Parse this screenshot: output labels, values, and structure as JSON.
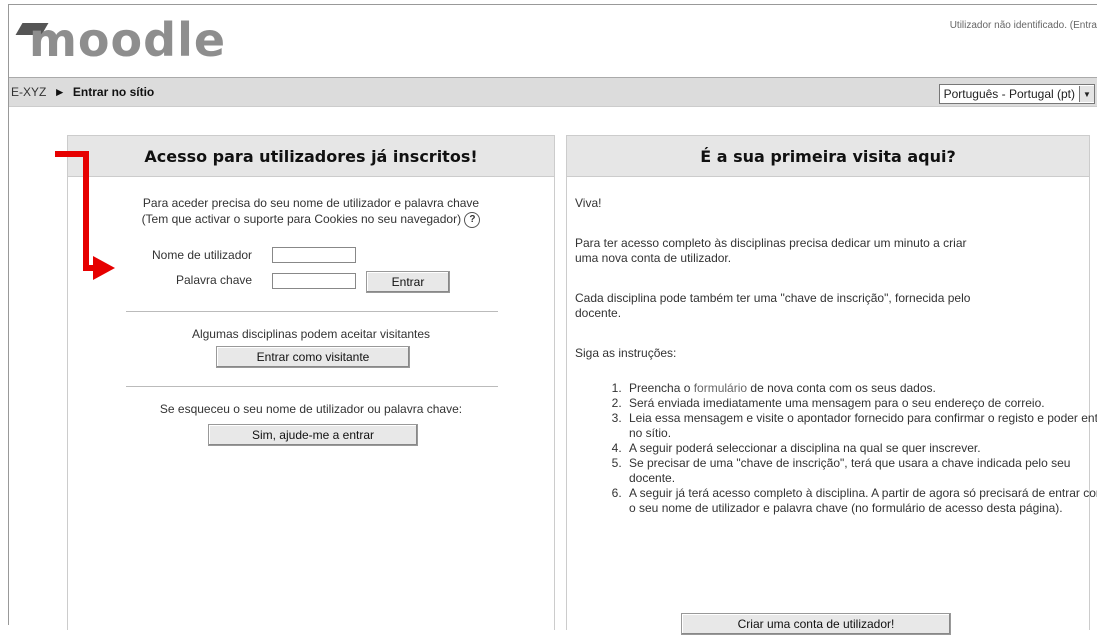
{
  "header": {
    "logo_text": "moodle",
    "user_status": "Utilizador não identificado. (Entra"
  },
  "navbar": {
    "breadcrumb_home": "E-XYZ",
    "breadcrumb_sep": "►",
    "breadcrumb_current": "Entrar no sítio",
    "language_selected": "Português - Portugal (pt)"
  },
  "login": {
    "title": "Acesso para utilizadores já inscritos!",
    "desc_line1": "Para aceder precisa do seu nome de utilizador e palavra chave",
    "desc_line2": "(Tem que activar o suporte para Cookies no seu navegador)",
    "help_glyph": "?",
    "username_label": "Nome de utilizador",
    "password_label": "Palavra chave",
    "submit_label": "Entrar",
    "guest_text": "Algumas disciplinas podem aceitar visitantes",
    "guest_button": "Entrar como visitante",
    "forgot_text": "Se esqueceu o seu nome de utilizador ou palavra chave:",
    "forgot_button": "Sim, ajude-me a entrar"
  },
  "signup": {
    "title": "É a sua primeira visita aqui?",
    "greeting": "Viva!",
    "para1_line1": "Para ter acesso completo às disciplinas precisa dedicar um minuto a criar",
    "para1_line2": "uma nova conta de utilizador.",
    "para2_line1": "Cada disciplina pode também ter uma \"chave de inscrição\", fornecida pelo",
    "para2_line2": "docente.",
    "instructions_label": "Siga as instruções:",
    "step1_pre": "Preencha o ",
    "step1_link": "formulário",
    "step1_post": " de nova conta com os seus dados.",
    "step2": "Será enviada imediatamente uma mensagem para o seu endereço de correio.",
    "step3": "Leia essa mensagem e visite o apontador fornecido para confirmar o registo e poder entrar no sítio.",
    "step4": "A seguir poderá seleccionar a disciplina na qual se quer inscrever.",
    "step5": "Se precisar de uma \"chave de inscrição\", terá que usara a chave indicada pelo seu docente.",
    "step6": "A seguir já terá acesso completo à disciplina. A partir de agora só precisará de entrar com o seu nome de utilizador e palavra chave (no formulário de acesso desta página).",
    "create_button": "Criar uma conta de utilizador!"
  },
  "colors": {
    "annotation_arrow": "#e60000",
    "box_header_bg": "#e6e6e6",
    "navbar_bg": "#dcdcdc"
  }
}
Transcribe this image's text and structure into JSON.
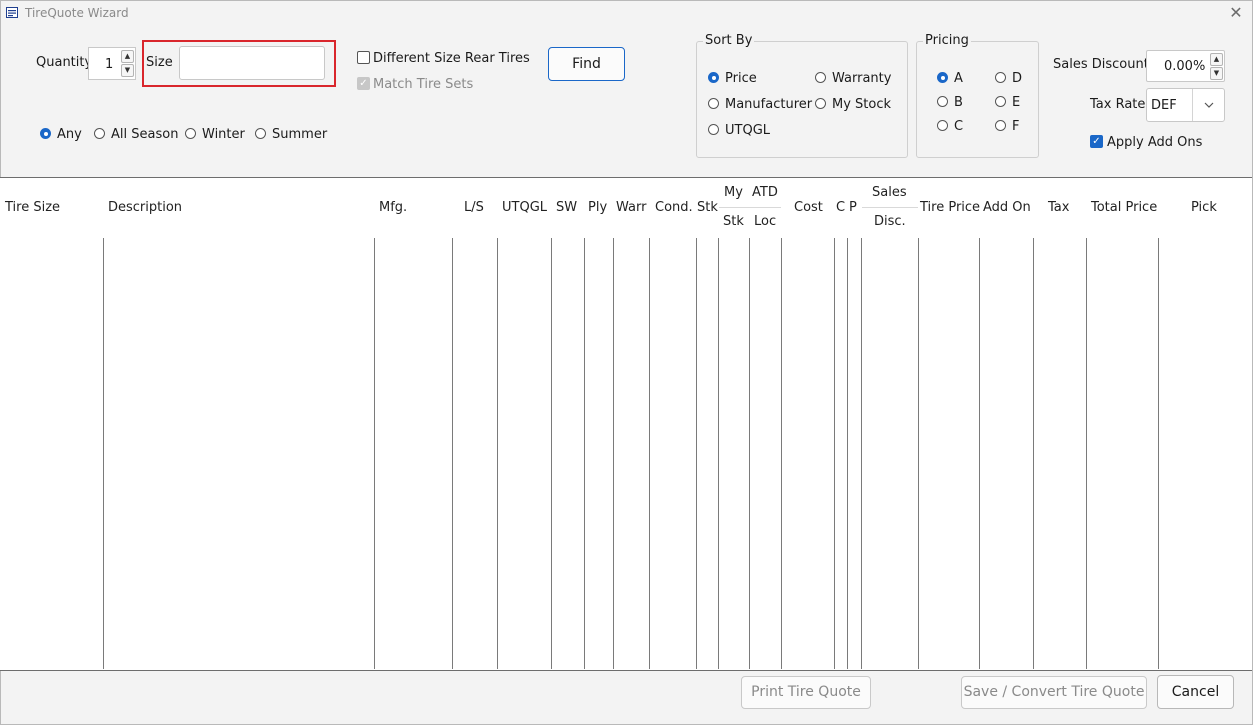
{
  "window": {
    "title": "TireQuote Wizard",
    "close_symbol": "✕"
  },
  "quantity": {
    "label": "Quantity",
    "value": "1",
    "up": "▲",
    "down": "▼"
  },
  "size": {
    "label": "Size",
    "value": ""
  },
  "options": {
    "different_size_rear": "Different Size Rear Tires",
    "match_tire_sets": "Match Tire Sets"
  },
  "find_label": "Find",
  "season": {
    "any": "Any",
    "all_season": "All Season",
    "winter": "Winter",
    "summer": "Summer",
    "selected": "Any"
  },
  "sort_by": {
    "title": "Sort By",
    "price": "Price",
    "warranty": "Warranty",
    "manufacturer": "Manufacturer",
    "my_stock": "My Stock",
    "utqgl": "UTQGL",
    "selected": "Price"
  },
  "pricing": {
    "title": "Pricing",
    "a": "A",
    "b": "B",
    "c": "C",
    "d": "D",
    "e": "E",
    "f": "F",
    "selected": "A"
  },
  "sales_discount": {
    "label": "Sales Discount",
    "value": "0.00%"
  },
  "tax_rate": {
    "label": "Tax Rate",
    "value": "DEF"
  },
  "apply_add_ons": {
    "label": "Apply Add Ons",
    "checked": true
  },
  "grid": {
    "headers": {
      "tire_size": "Tire Size",
      "description": "Description",
      "mfg": "Mfg.",
      "ls": "L/S",
      "utqgl": "UTQGL",
      "sw": "SW",
      "ply": "Ply",
      "warr": "Warr",
      "cond": "Cond.",
      "stk": "Stk",
      "my_top": "My",
      "my_bottom": "Stk",
      "atd_top": "ATD",
      "atd_bottom": "Loc",
      "cost": "Cost",
      "c": "C",
      "p": "P",
      "sales_top": "Sales",
      "sales_bottom": "Disc.",
      "tire_price": "Tire Price",
      "add_on": "Add On",
      "tax": "Tax",
      "total_price": "Total Price",
      "pick": "Pick"
    },
    "rows": []
  },
  "footer": {
    "print": "Print Tire Quote",
    "save_convert": "Save / Convert Tire Quote",
    "cancel": "Cancel"
  },
  "colors": {
    "accent": "#1a67c8",
    "highlight": "#d9262c"
  }
}
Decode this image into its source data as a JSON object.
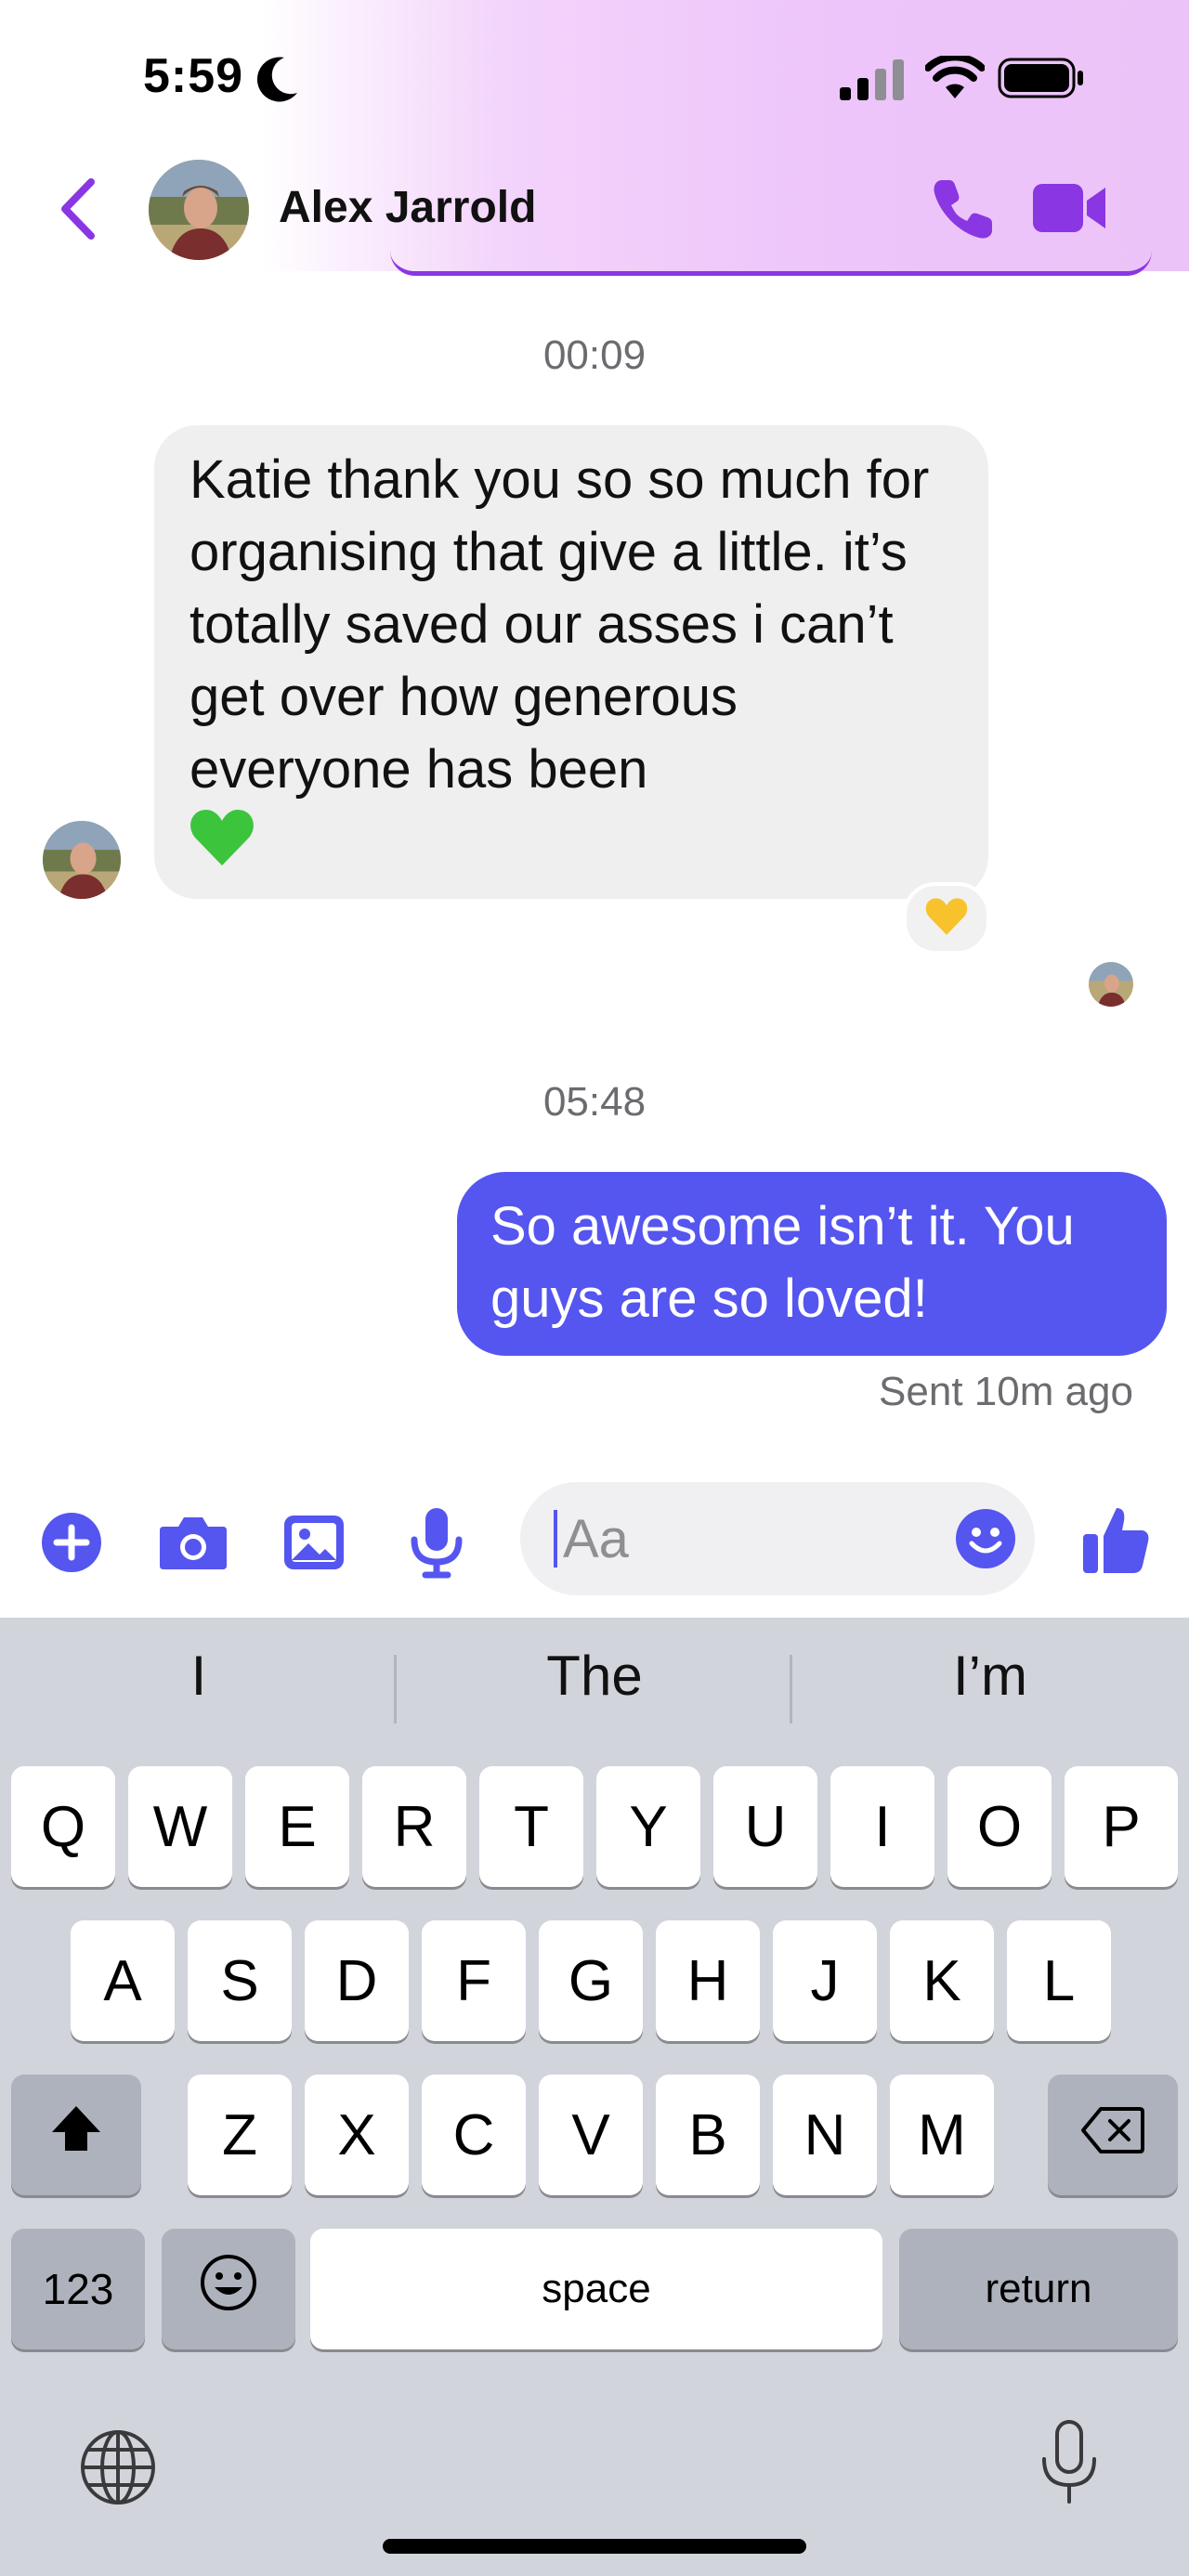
{
  "status_bar": {
    "time": "5:59"
  },
  "header": {
    "contact_name": "Alex Jarrold"
  },
  "messages": [
    {
      "type": "timestamp",
      "text": "00:09"
    },
    {
      "type": "incoming",
      "text": "Katie thank you so so much for organising that give a little. it’s totally saved our asses i can’t get over how generous everyone has been",
      "emoji": "green-heart",
      "reaction": "yellow-heart"
    },
    {
      "type": "timestamp",
      "text": "05:48"
    },
    {
      "type": "outgoing",
      "text": "So awesome isn’t it. You guys are so loved!",
      "status": "Sent 10m ago"
    }
  ],
  "composer": {
    "placeholder": "Aa"
  },
  "keyboard": {
    "predictions": [
      "I",
      "The",
      "I’m"
    ],
    "row1": [
      "Q",
      "W",
      "E",
      "R",
      "T",
      "Y",
      "U",
      "I",
      "O",
      "P"
    ],
    "row2": [
      "A",
      "S",
      "D",
      "F",
      "G",
      "H",
      "J",
      "K",
      "L"
    ],
    "row3": [
      "Z",
      "X",
      "C",
      "V",
      "B",
      "N",
      "M"
    ],
    "numbers_label": "123",
    "space_label": "space",
    "return_label": "return"
  },
  "colors": {
    "accent": "#8a36e3",
    "outgoing_bubble": "#5555f0",
    "icon_blue": "#5555f0"
  }
}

What the task asks → Nothing but the lines from the one holding "Decode this image" to the end of the entries above should be echoed, exactly and with both ends included; omit the pictures.

Solution for this exercise →
Decode this image into its source data as a JSON object.
{
  "status_bar": {
    "time": "5:59"
  },
  "header": {
    "contact_name": "Alex Jarrold"
  },
  "messages": [
    {
      "type": "timestamp",
      "text": "00:09"
    },
    {
      "type": "incoming",
      "text": "Katie thank you so so much for organising that give a little. it’s totally saved our asses i can’t get over how generous everyone has been",
      "emoji": "green-heart",
      "reaction": "yellow-heart"
    },
    {
      "type": "timestamp",
      "text": "05:48"
    },
    {
      "type": "outgoing",
      "text": "So awesome isn’t it. You guys are so loved!",
      "status": "Sent 10m ago"
    }
  ],
  "composer": {
    "placeholder": "Aa"
  },
  "keyboard": {
    "predictions": [
      "I",
      "The",
      "I’m"
    ],
    "row1": [
      "Q",
      "W",
      "E",
      "R",
      "T",
      "Y",
      "U",
      "I",
      "O",
      "P"
    ],
    "row2": [
      "A",
      "S",
      "D",
      "F",
      "G",
      "H",
      "J",
      "K",
      "L"
    ],
    "row3": [
      "Z",
      "X",
      "C",
      "V",
      "B",
      "N",
      "M"
    ],
    "numbers_label": "123",
    "space_label": "space",
    "return_label": "return"
  },
  "colors": {
    "accent": "#8a36e3",
    "outgoing_bubble": "#5555f0",
    "icon_blue": "#5555f0"
  }
}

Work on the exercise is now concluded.